Below is a listing to transcribe in full and exactly; keep the pictures out.

***

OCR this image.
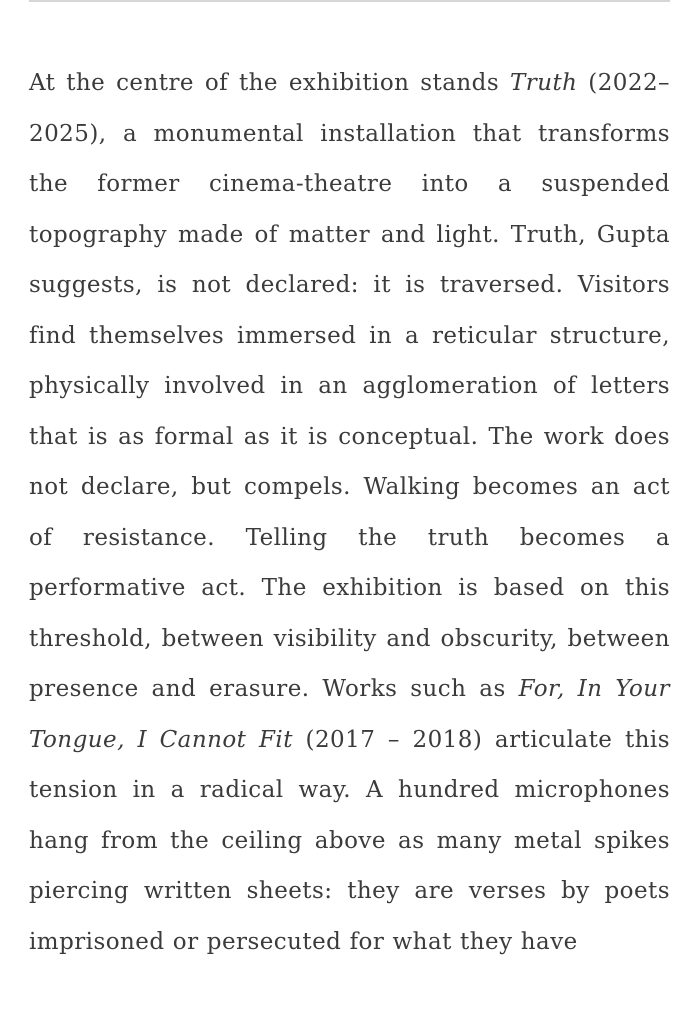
At the centre of the exhibition stands Truth (2022–2025), a monumental installation that transforms the former cinema-theatre into a suspended topography made of matter and light. Truth, Gupta suggests, is not declared: it is traversed. Visitors find themselves immersed in a reticular structure, physically involved in an agglomeration of letters that is as formal as it is conceptual. The work does not declare, but compels. Walking becomes an act of resistance. Telling the truth becomes a performative act. The exhibition is based on this threshold, between visibility and obscurity, between presence and erasure. Works such as For, In Your Tongue, I Cannot Fit (2017 – 2018) articulate this tension in a radical way. A hundred microphones hang from the ceiling above as many metal spikes piercing written sheets: they are verses by poets imprisoned or persecuted for what they have
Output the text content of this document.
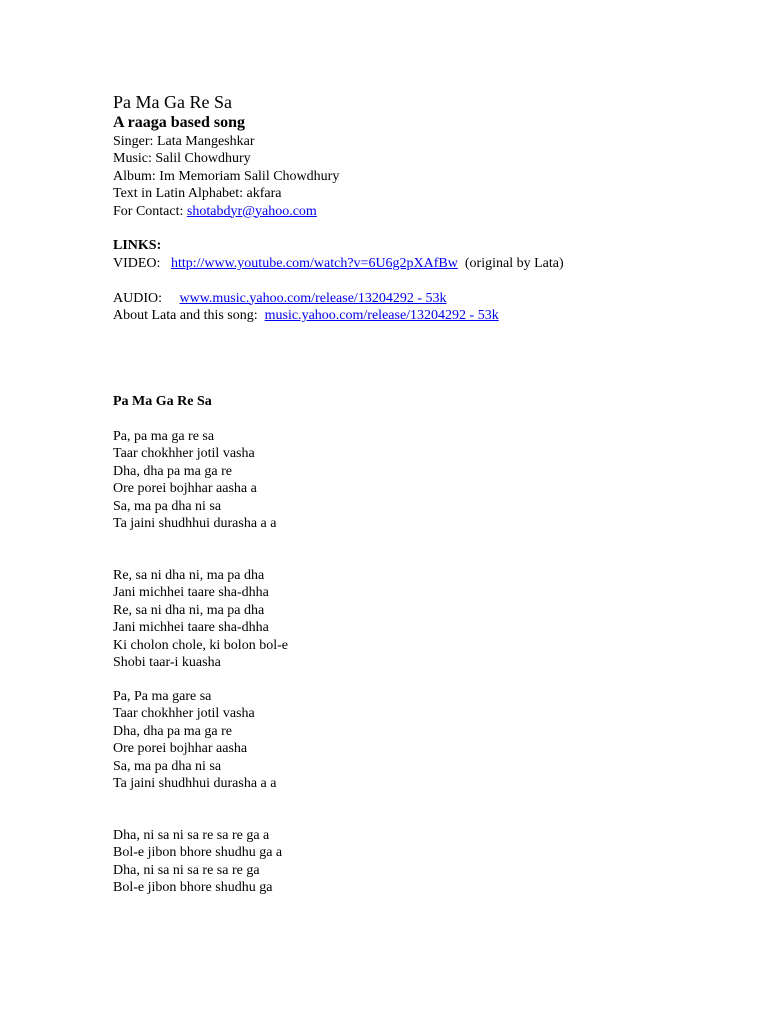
Pa Ma Ga Re Sa
A raaga based song
Singer: Lata Mangeshkar
Music: Salil Chowdhury
Album: Im Memoriam Salil Chowdhury
Text in Latin Alphabet: akfara
For Contact: shotabdyr@yahoo.com
LINKS:
VIDEO: http://www.youtube.com/watch?v=6U6g2pXAfBw (original by Lata)
AUDIO: www.music.yahoo.com/release/13204292 - 53k
About Lata and this song: music.yahoo.com/release/13204292 - 53k
Pa Ma Ga Re Sa
Pa, pa ma ga re sa
Taar chokhher jotil vasha
Dha, dha pa ma ga re
Ore porei bojhhar aasha a
Sa, ma pa dha ni sa
Ta jaini shudhhui durasha a a
Re, sa ni dha ni, ma pa dha
Jani michhei taare sha-dhha
Re, sa ni dha ni, ma pa dha
Jani michhei taare sha-dhha
Ki cholon chole, ki bolon bol-e
Shobi taar-i kuasha
Pa, Pa ma gare sa
Taar chokhher jotil vasha
Dha, dha pa ma ga re
Ore porei bojhhar aasha
Sa, ma pa dha ni sa
Ta jaini shudhhui durasha a a
Dha, ni sa ni sa re sa re ga a
Bol-e jibon bhore shudhu ga a
Dha, ni sa ni sa re sa re ga
Bol-e jibon bhore shudhu ga
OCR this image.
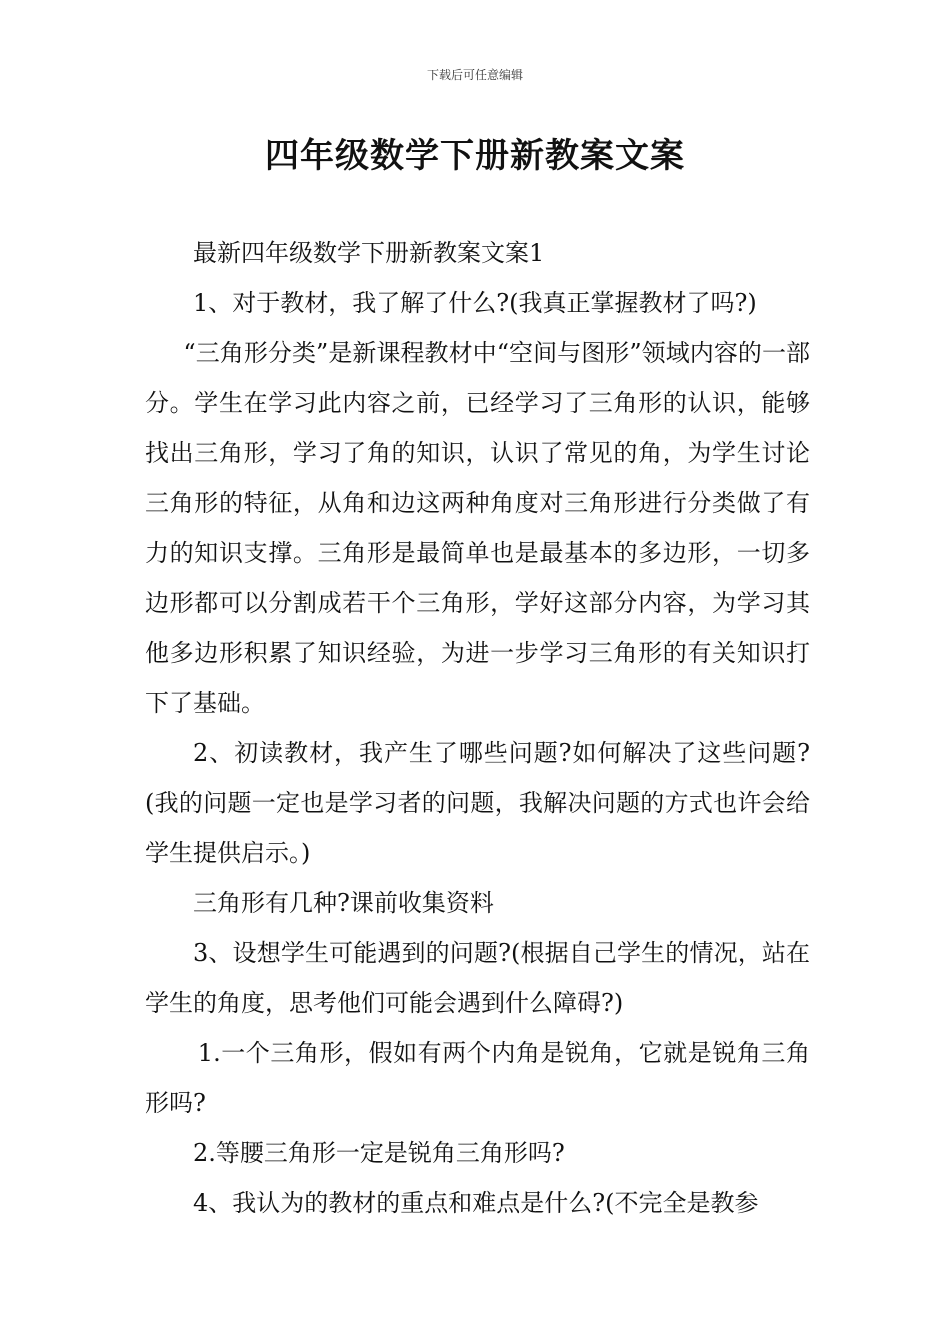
下载后可任意编辑
四年级数学下册新教案文案

最新四年级数学下册新教案文案1

1、对于教材，我了解了什么?(我真正掌握教材了吗?)

“三角形分类”是新课程教材中“空间与图形”领域内容的一部分。学生在学习此内容之前，已经学习了三角形的认识，能够找出三角形，学习了角的知识，认识了常见的角，为学生讨论三角形的特征，从角和边这两种角度对三角形进行分类做了有力的知识支撑。三角形是最简单也是最基本的多边形，一切多边形都可以分割成若干个三角形，学好这部分内容，为学习其他多边形积累了知识经验，为进一步学习三角形的有关知识打下了基础。

2、初读教材，我产生了哪些问题?如何解决了这些问题?(我的问题一定也是学习者的问题，我解决问题的方式也许会给学生提供启示。)

三角形有几种?课前收集资料

3、设想学生可能遇到的问题?(根据自己学生的情况，站在学生的角度，思考他们可能会遇到什么障碍?)

1.一个三角形，假如有两个内角是锐角，它就是锐角三角形吗?

2.等腰三角形一定是锐角三角形吗?

4、我认为的教材的重点和难点是什么?(不完全是教参
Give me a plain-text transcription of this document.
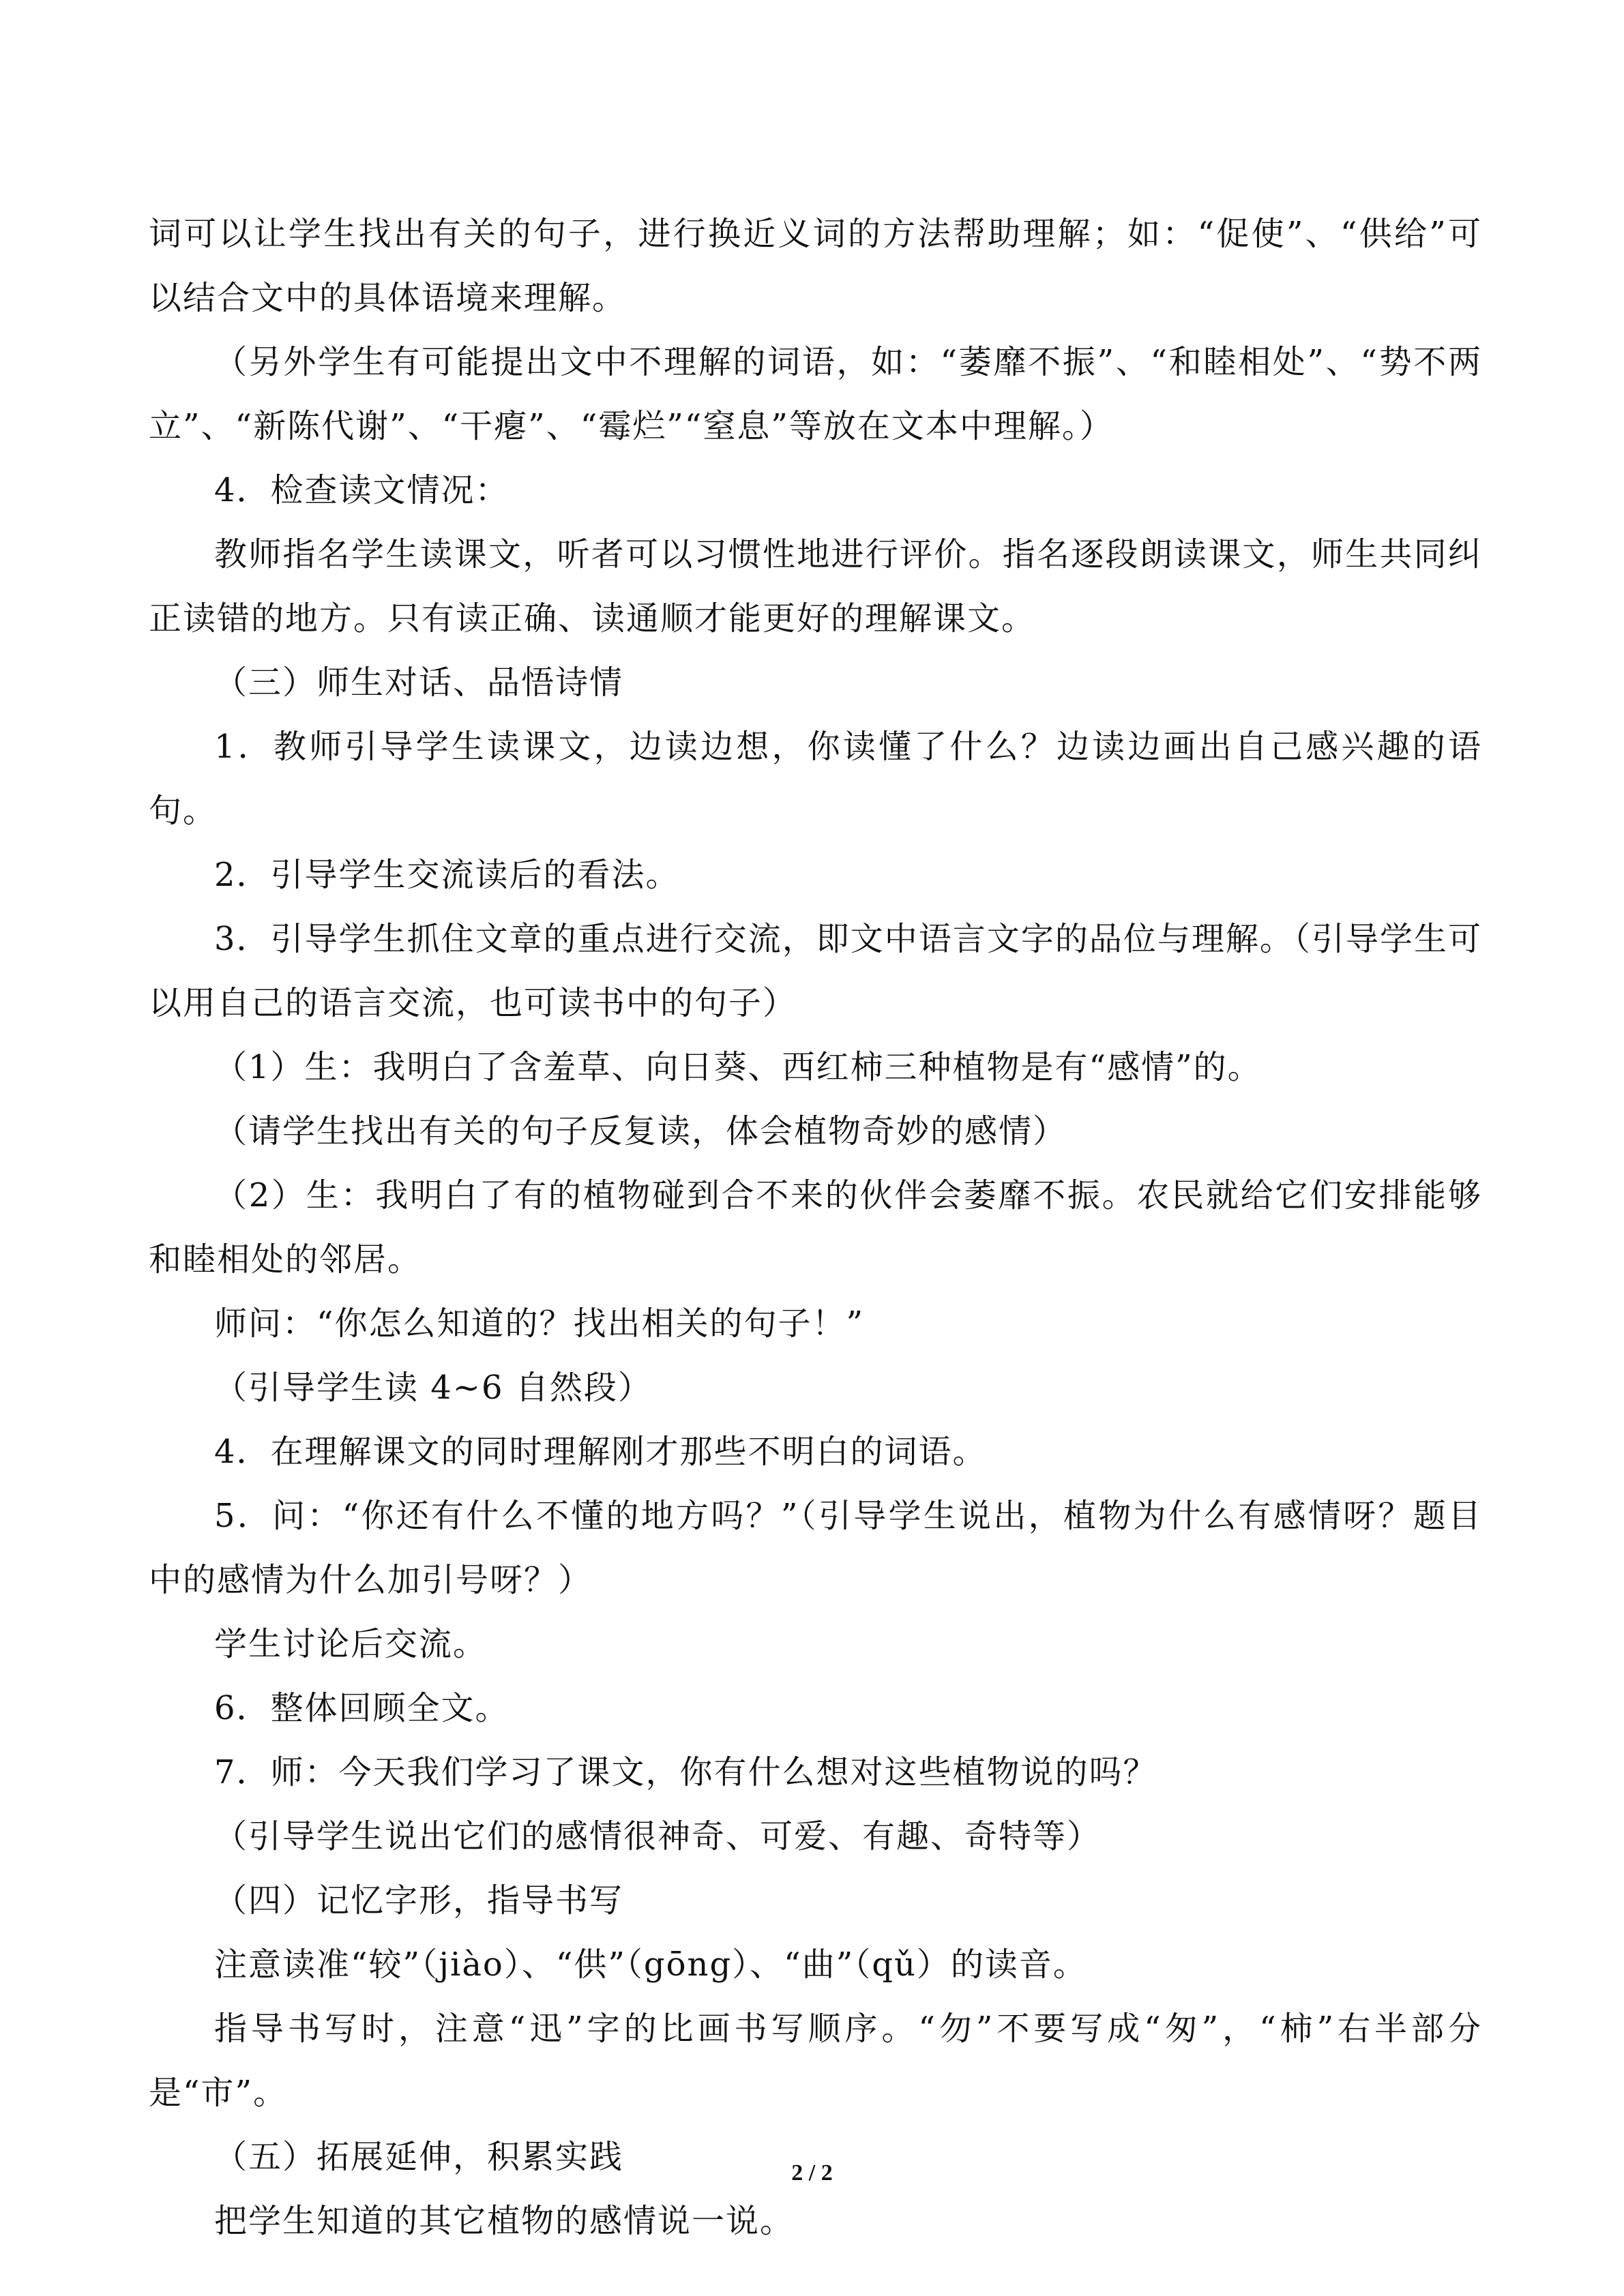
词可以让学生找出有关的句子，进行换近义词的方法帮助理解；如：“促使”、“供给”可以结合文中的具体语境来理解。

（另外学生有可能提出文中不理解的词语，如：“萎靡不振”、“和睦相处”、“势不两立”、“新陈代谢”、“干瘪”、“霉烂”“窒息”等放在文本中理解。）

4．检查读文情况：

教师指名学生读课文，听者可以习惯性地进行评价。指名逐段朗读课文，师生共同纠正读错的地方。只有读正确、读通顺才能更好的理解课文。

（三）师生对话、品悟诗情

1．教师引导学生读课文，边读边想，你读懂了什么？边读边画出自己感兴趣的语句。

2．引导学生交流读后的看法。

3．引导学生抓住文章的重点进行交流，即文中语言文字的品位与理解。（引导学生可以用自己的语言交流，也可读书中的句子）

（1）生：我明白了含羞草、向日葵、西红柿三种植物是有“感情”的。

（请学生找出有关的句子反复读，体会植物奇妙的感情）

（2）生：我明白了有的植物碰到合不来的伙伴会萎靡不振。农民就给它们安排能够和睦相处的邻居。

师问：“你怎么知道的？找出相关的句子！”

（引导学生读 4~6 自然段）

4．在理解课文的同时理解刚才那些不明白的词语。

5．问：“你还有什么不懂的地方吗？”（引导学生说出，植物为什么有感情呀？题目中的感情为什么加引号呀？）

学生讨论后交流。

6．整体回顾全文。

7．师：今天我们学习了课文，你有什么想对这些植物说的吗？

（引导学生说出它们的感情很神奇、可爱、有趣、奇特等）

（四）记忆字形，指导书写

注意读准“较”（jiào）、“供”（gōng）、“曲”（qǔ）的读音。

指导书写时，注意“迅”字的比画书写顺序。“勿”不要写成“匆”，“柿”右半部分是“市”。

（五）拓展延伸，积累实践

把学生知道的其它植物的感情说一说。

2 / 2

***

▶ [Correct answer]
OCR this image.
At the centre of the exhibition stands Truth (2022–2025), a monumental installation that transforms the former cinema-theatre into a suspended topography made of matter and light. Truth, Gupta suggests, is not declared: it is traversed. Visitors find themselves immersed in a reticular structure, physically involved in an agglomeration of letters that is as formal as it is conceptual. The work does not declare, but compels. Walking becomes an act of resistance. Telling the truth becomes a performative act. The exhibition is based on this threshold, between visibility and obscurity, between presence and erasure. Works such as For, In Your Tongue, I Cannot Fit (2017 – 2018) articulate this tension in a radical way. A hundred microphones hang from the ceiling above as many metal spikes piercing written sheets: they are verses by poets imprisoned or persecuted for what they have
Output the text content of this document.
Pa Ma Ga Re Sa
A raaga based song
Singer: Lata Mangeshkar
Music: Salil Chowdhury
Album: Im Memoriam Salil Chowdhury
Text in Latin Alphabet: akfara
For Contact: shotabdyr@yahoo.com
LINKS:
VIDEO: http://www.youtube.com/watch?v=6U6g2pXAfBw (original by Lata)
AUDIO: www.music.yahoo.com/release/13204292 - 53k
About Lata and this song: music.yahoo.com/release/13204292 - 53k
Pa Ma Ga Re Sa
Pa, pa ma ga re sa
Taar chokhher jotil vasha
Dha, dha pa ma ga re
Ore porei bojhhar aasha a
Sa, ma pa dha ni sa
Ta jaini shudhhui durasha a a
Re, sa ni dha ni, ma pa dha
Jani michhei taare sha-dhha
Re, sa ni dha ni, ma pa dha
Jani michhei taare sha-dhha
Ki cholon chole, ki bolon bol-e
Shobi taar-i kuasha
Pa, Pa ma gare sa
Taar chokhher jotil vasha
Dha, dha pa ma ga re
Ore porei bojhhar aasha
Sa, ma pa dha ni sa
Ta jaini shudhhui durasha a a
Dha, ni sa ni sa re sa re ga a
Bol-e jibon bhore shudhu ga a
Dha, ni sa ni sa re sa re ga
Bol-e jibon bhore shudhu ga
OCR this image.
下载后可任意编辑
四年级数学下册新教案文案

最新四年级数学下册新教案文案1

1、对于教材，我了解了什么?(我真正掌握教材了吗?)

“三角形分类”是新课程教材中“空间与图形”领域内容的一部分。学生在学习此内容之前，已经学习了三角形的认识，能够找出三角形，学习了角的知识，认识了常见的角，为学生讨论三角形的特征，从角和边这两种角度对三角形进行分类做了有力的知识支撑。三角形是最简单也是最基本的多边形，一切多边形都可以分割成若干个三角形，学好这部分内容，为学习其他多边形积累了知识经验，为进一步学习三角形的有关知识打下了基础。

2、初读教材，我产生了哪些问题?如何解决了这些问题?(我的问题一定也是学习者的问题，我解决问题的方式也许会给学生提供启示。)

三角形有几种?课前收集资料

3、设想学生可能遇到的问题?(根据自己学生的情况，站在学生的角度，思考他们可能会遇到什么障碍?)

1.一个三角形，假如有两个内角是锐角，它就是锐角三角形吗?

2.等腰三角形一定是锐角三角形吗?

4、我认为的教材的重点和难点是什么?(不完全是教参
Give me a plain-text transcription of this document.
词可以让学生找出有关的句子，进行换近义词的方法帮助理解；如：“促使”、“供给”可以结合文中的具体语境来理解。

（另外学生有可能提出文中不理解的词语，如：“萎靡不振”、“和睦相处”、“势不两立”、“新陈代谢”、“干瘪”、“霉烂”“窒息”等放在文本中理解。）

4．检查读文情况：

教师指名学生读课文，听者可以习惯性地进行评价。指名逐段朗读课文，师生共同纠正读错的地方。只有读正确、读通顺才能更好的理解课文。

（三）师生对话、品悟诗情

1．教师引导学生读课文，边读边想，你读懂了什么？边读边画出自己感兴趣的语句。

2．引导学生交流读后的看法。

3．引导学生抓住文章的重点进行交流，即文中语言文字的品位与理解。（引导学生可以用自己的语言交流，也可读书中的句子）

（1）生：我明白了含羞草、向日葵、西红柿三种植物是有“感情”的。

（请学生找出有关的句子反复读，体会植物奇妙的感情）

（2）生：我明白了有的植物碰到合不来的伙伴会萎靡不振。农民就给它们安排能够和睦相处的邻居。

师问：“你怎么知道的？找出相关的句子！”

（引导学生读 4~6 自然段）

4．在理解课文的同时理解刚才那些不明白的词语。

5．问：“你还有什么不懂的地方吗？”（引导学生说出，植物为什么有感情呀？题目中的感情为什么加引号呀？）

学生讨论后交流。

6．整体回顾全文。

7．师：今天我们学习了课文，你有什么想对这些植物说的吗？

（引导学生说出它们的感情很神奇、可爱、有趣、奇特等）

（四）记忆字形，指导书写

注意读准“较”（jiào）、“供”（gōng）、“曲”（qǔ）的读音。

指导书写时，注意“迅”字的比画书写顺序。“勿”不要写成“匆”，“柿”右半部分是“市”。

（五）拓展延伸，积累实践

把学生知道的其它植物的感情说一说。

2 / 2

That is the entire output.